** START SUPPLIED ENTRIES **

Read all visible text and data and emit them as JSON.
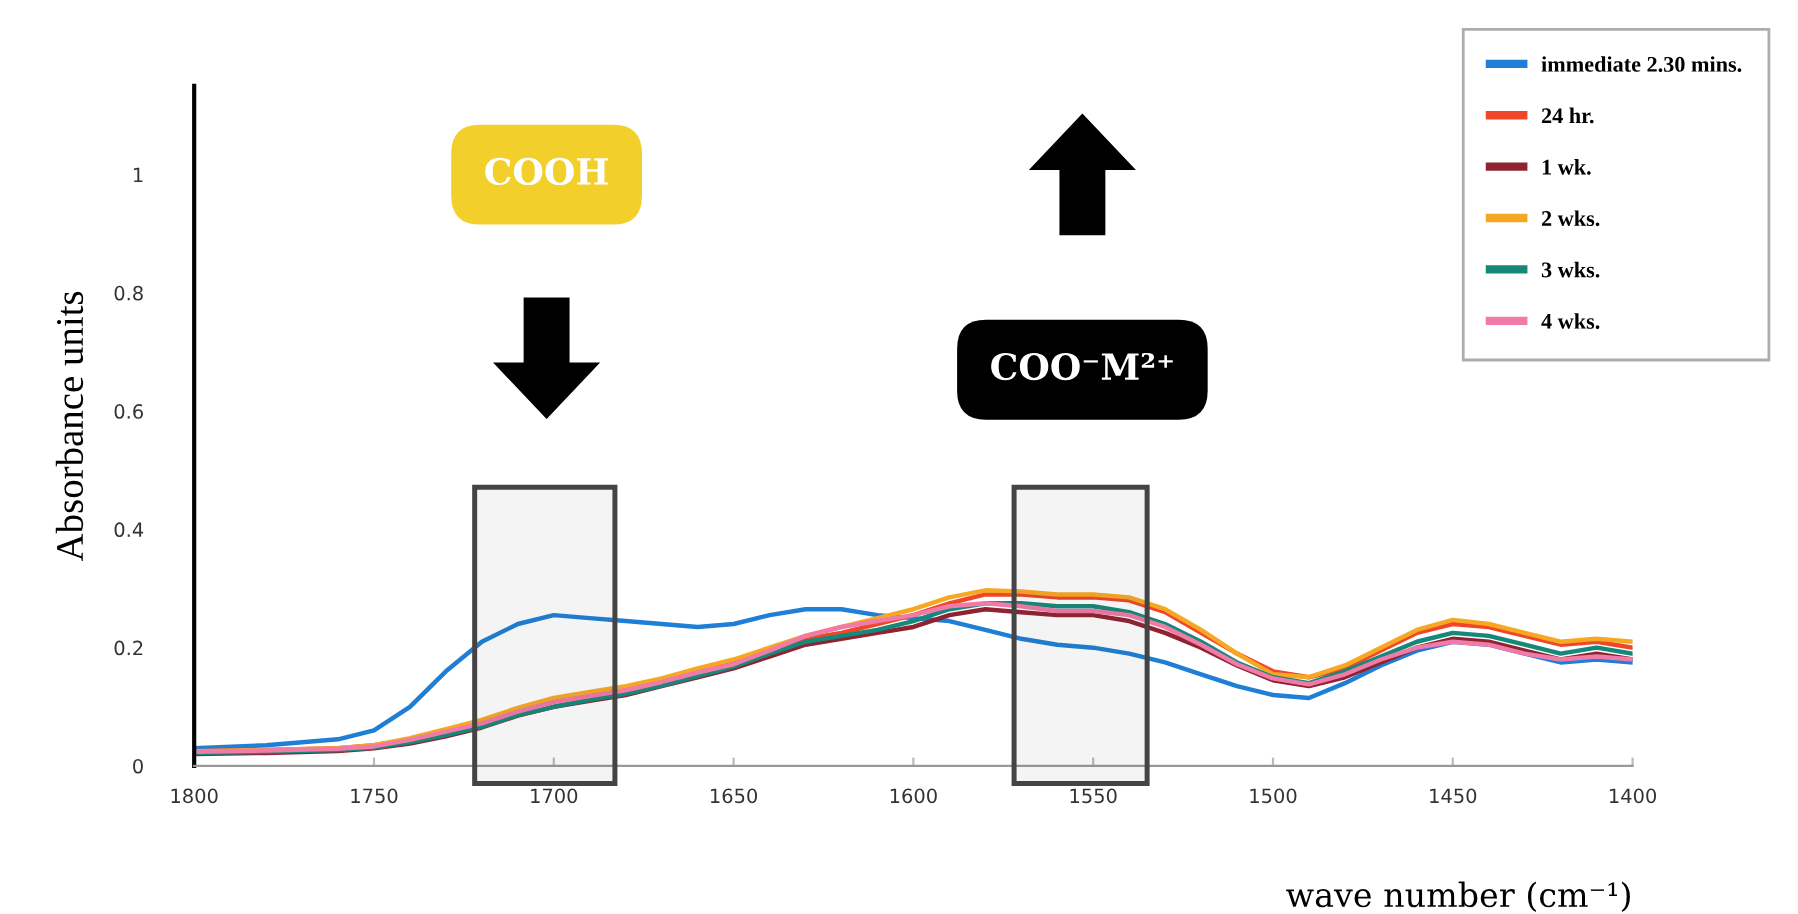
{
  "chart_data": {
    "type": "line",
    "xlabel": "wave number (cm⁻¹)",
    "ylabel": "Absorbance units",
    "x": [
      1800,
      1780,
      1760,
      1750,
      1740,
      1730,
      1720,
      1710,
      1700,
      1690,
      1680,
      1670,
      1660,
      1650,
      1640,
      1630,
      1620,
      1610,
      1600,
      1590,
      1580,
      1570,
      1560,
      1550,
      1540,
      1530,
      1520,
      1510,
      1500,
      1490,
      1480,
      1470,
      1460,
      1450,
      1440,
      1430,
      1420,
      1410,
      1400
    ],
    "xlim": [
      1800,
      1400
    ],
    "xticks": [
      1800,
      1750,
      1700,
      1650,
      1600,
      1550,
      1500,
      1450,
      1400
    ],
    "ylim": [
      0,
      1.15
    ],
    "yticks": [
      0,
      0.2,
      0.4,
      0.6,
      0.8,
      1
    ],
    "series": [
      {
        "name": "immediate 2.30 mins.",
        "color": "#1f7fd6",
        "values": [
          0.03,
          0.035,
          0.045,
          0.06,
          0.1,
          0.16,
          0.21,
          0.24,
          0.255,
          0.25,
          0.245,
          0.24,
          0.235,
          0.24,
          0.255,
          0.265,
          0.265,
          0.255,
          0.25,
          0.245,
          0.23,
          0.215,
          0.205,
          0.2,
          0.19,
          0.175,
          0.155,
          0.135,
          0.12,
          0.115,
          0.14,
          0.17,
          0.195,
          0.21,
          0.205,
          0.19,
          0.175,
          0.18,
          0.175
        ]
      },
      {
        "name": "24 hr.",
        "color": "#f0472a",
        "values": [
          0.025,
          0.027,
          0.03,
          0.035,
          0.045,
          0.06,
          0.075,
          0.095,
          0.11,
          0.12,
          0.13,
          0.145,
          0.16,
          0.175,
          0.195,
          0.215,
          0.225,
          0.24,
          0.255,
          0.275,
          0.29,
          0.29,
          0.285,
          0.285,
          0.28,
          0.26,
          0.225,
          0.19,
          0.16,
          0.15,
          0.165,
          0.195,
          0.225,
          0.24,
          0.235,
          0.22,
          0.205,
          0.21,
          0.2
        ]
      },
      {
        "name": "1 wk.",
        "color": "#8f2330",
        "values": [
          0.02,
          0.022,
          0.025,
          0.03,
          0.038,
          0.05,
          0.065,
          0.085,
          0.1,
          0.11,
          0.12,
          0.135,
          0.15,
          0.165,
          0.185,
          0.205,
          0.215,
          0.225,
          0.235,
          0.255,
          0.265,
          0.26,
          0.255,
          0.255,
          0.245,
          0.225,
          0.2,
          0.17,
          0.145,
          0.135,
          0.15,
          0.175,
          0.2,
          0.215,
          0.21,
          0.195,
          0.18,
          0.19,
          0.18
        ]
      },
      {
        "name": "2 wks.",
        "color": "#f7a823",
        "values": [
          0.025,
          0.027,
          0.03,
          0.035,
          0.047,
          0.062,
          0.078,
          0.098,
          0.115,
          0.125,
          0.135,
          0.148,
          0.165,
          0.18,
          0.2,
          0.22,
          0.235,
          0.25,
          0.265,
          0.285,
          0.297,
          0.295,
          0.29,
          0.29,
          0.285,
          0.265,
          0.23,
          0.19,
          0.155,
          0.15,
          0.17,
          0.2,
          0.23,
          0.247,
          0.24,
          0.225,
          0.21,
          0.215,
          0.21
        ]
      },
      {
        "name": "3 wks.",
        "color": "#16887a",
        "values": [
          0.022,
          0.024,
          0.027,
          0.031,
          0.04,
          0.052,
          0.066,
          0.086,
          0.1,
          0.112,
          0.122,
          0.136,
          0.152,
          0.168,
          0.19,
          0.21,
          0.22,
          0.23,
          0.245,
          0.265,
          0.275,
          0.275,
          0.27,
          0.27,
          0.26,
          0.24,
          0.21,
          0.175,
          0.15,
          0.14,
          0.16,
          0.185,
          0.21,
          0.225,
          0.22,
          0.205,
          0.19,
          0.2,
          0.19
        ]
      },
      {
        "name": "4 wks.",
        "color": "#f07aa8",
        "values": [
          0.024,
          0.026,
          0.029,
          0.033,
          0.044,
          0.058,
          0.072,
          0.092,
          0.108,
          0.118,
          0.128,
          0.142,
          0.158,
          0.172,
          0.195,
          0.22,
          0.235,
          0.245,
          0.255,
          0.27,
          0.275,
          0.27,
          0.262,
          0.262,
          0.255,
          0.235,
          0.205,
          0.172,
          0.148,
          0.138,
          0.155,
          0.18,
          0.2,
          0.21,
          0.205,
          0.19,
          0.18,
          0.185,
          0.18
        ]
      }
    ],
    "bands": [
      {
        "axis": "x",
        "from": 1722,
        "to": 1683,
        "color": "#444444"
      },
      {
        "axis": "x",
        "from": 1572,
        "to": 1535,
        "color": "#444444"
      }
    ],
    "annotations": [
      "COOH",
      "COO⁻M²⁺"
    ],
    "legend": "top right",
    "grid": false,
    "marker": "none",
    "line_style": "solid"
  }
}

** END SUPPLIED ENTRIES **

Print the listing above in full, exactly as written. Omit any pictures.

Read all visible text and data and emit them as JSON.
{
  "chart_data": {
    "type": "line",
    "xlabel": "wave number (cm⁻¹)",
    "ylabel": "Absorbance units",
    "x": [
      1800,
      1780,
      1760,
      1750,
      1740,
      1730,
      1720,
      1710,
      1700,
      1690,
      1680,
      1670,
      1660,
      1650,
      1640,
      1630,
      1620,
      1610,
      1600,
      1590,
      1580,
      1570,
      1560,
      1550,
      1540,
      1530,
      1520,
      1510,
      1500,
      1490,
      1480,
      1470,
      1460,
      1450,
      1440,
      1430,
      1420,
      1410,
      1400
    ],
    "xlim": [
      1800,
      1400
    ],
    "xticks": [
      1800,
      1750,
      1700,
      1650,
      1600,
      1550,
      1500,
      1450,
      1400
    ],
    "ylim": [
      0,
      1.15
    ],
    "yticks": [
      0,
      0.2,
      0.4,
      0.6,
      0.8,
      1
    ],
    "series": [
      {
        "name": "immediate 2.30 mins.",
        "color": "#1f7fd6",
        "values": [
          0.03,
          0.035,
          0.045,
          0.06,
          0.1,
          0.16,
          0.21,
          0.24,
          0.255,
          0.25,
          0.245,
          0.24,
          0.235,
          0.24,
          0.255,
          0.265,
          0.265,
          0.255,
          0.25,
          0.245,
          0.23,
          0.215,
          0.205,
          0.2,
          0.19,
          0.175,
          0.155,
          0.135,
          0.12,
          0.115,
          0.14,
          0.17,
          0.195,
          0.21,
          0.205,
          0.19,
          0.175,
          0.18,
          0.175
        ]
      },
      {
        "name": "24 hr.",
        "color": "#f0472a",
        "values": [
          0.025,
          0.027,
          0.03,
          0.035,
          0.045,
          0.06,
          0.075,
          0.095,
          0.11,
          0.12,
          0.13,
          0.145,
          0.16,
          0.175,
          0.195,
          0.215,
          0.225,
          0.24,
          0.255,
          0.275,
          0.29,
          0.29,
          0.285,
          0.285,
          0.28,
          0.26,
          0.225,
          0.19,
          0.16,
          0.15,
          0.165,
          0.195,
          0.225,
          0.24,
          0.235,
          0.22,
          0.205,
          0.21,
          0.2
        ]
      },
      {
        "name": "1 wk.",
        "color": "#8f2330",
        "values": [
          0.02,
          0.022,
          0.025,
          0.03,
          0.038,
          0.05,
          0.065,
          0.085,
          0.1,
          0.11,
          0.12,
          0.135,
          0.15,
          0.165,
          0.185,
          0.205,
          0.215,
          0.225,
          0.235,
          0.255,
          0.265,
          0.26,
          0.255,
          0.255,
          0.245,
          0.225,
          0.2,
          0.17,
          0.145,
          0.135,
          0.15,
          0.175,
          0.2,
          0.215,
          0.21,
          0.195,
          0.18,
          0.19,
          0.18
        ]
      },
      {
        "name": "2 wks.",
        "color": "#f7a823",
        "values": [
          0.025,
          0.027,
          0.03,
          0.035,
          0.047,
          0.062,
          0.078,
          0.098,
          0.115,
          0.125,
          0.135,
          0.148,
          0.165,
          0.18,
          0.2,
          0.22,
          0.235,
          0.25,
          0.265,
          0.285,
          0.297,
          0.295,
          0.29,
          0.29,
          0.285,
          0.265,
          0.23,
          0.19,
          0.155,
          0.15,
          0.17,
          0.2,
          0.23,
          0.247,
          0.24,
          0.225,
          0.21,
          0.215,
          0.21
        ]
      },
      {
        "name": "3 wks.",
        "color": "#16887a",
        "values": [
          0.022,
          0.024,
          0.027,
          0.031,
          0.04,
          0.052,
          0.066,
          0.086,
          0.1,
          0.112,
          0.122,
          0.136,
          0.152,
          0.168,
          0.19,
          0.21,
          0.22,
          0.23,
          0.245,
          0.265,
          0.275,
          0.275,
          0.27,
          0.27,
          0.26,
          0.24,
          0.21,
          0.175,
          0.15,
          0.14,
          0.16,
          0.185,
          0.21,
          0.225,
          0.22,
          0.205,
          0.19,
          0.2,
          0.19
        ]
      },
      {
        "name": "4 wks.",
        "color": "#f07aa8",
        "values": [
          0.024,
          0.026,
          0.029,
          0.033,
          0.044,
          0.058,
          0.072,
          0.092,
          0.108,
          0.118,
          0.128,
          0.142,
          0.158,
          0.172,
          0.195,
          0.22,
          0.235,
          0.245,
          0.255,
          0.27,
          0.275,
          0.27,
          0.262,
          0.262,
          0.255,
          0.235,
          0.205,
          0.172,
          0.148,
          0.138,
          0.155,
          0.18,
          0.2,
          0.21,
          0.205,
          0.19,
          0.18,
          0.185,
          0.18
        ]
      }
    ],
    "bands": [
      {
        "axis": "x",
        "from": 1722,
        "to": 1683,
        "color": "#444444"
      },
      {
        "axis": "x",
        "from": 1572,
        "to": 1535,
        "color": "#444444"
      }
    ],
    "annotations": [
      "COOH",
      "COO⁻M²⁺"
    ],
    "legend": "top right",
    "grid": false,
    "marker": "none",
    "line_style": "solid"
  }
}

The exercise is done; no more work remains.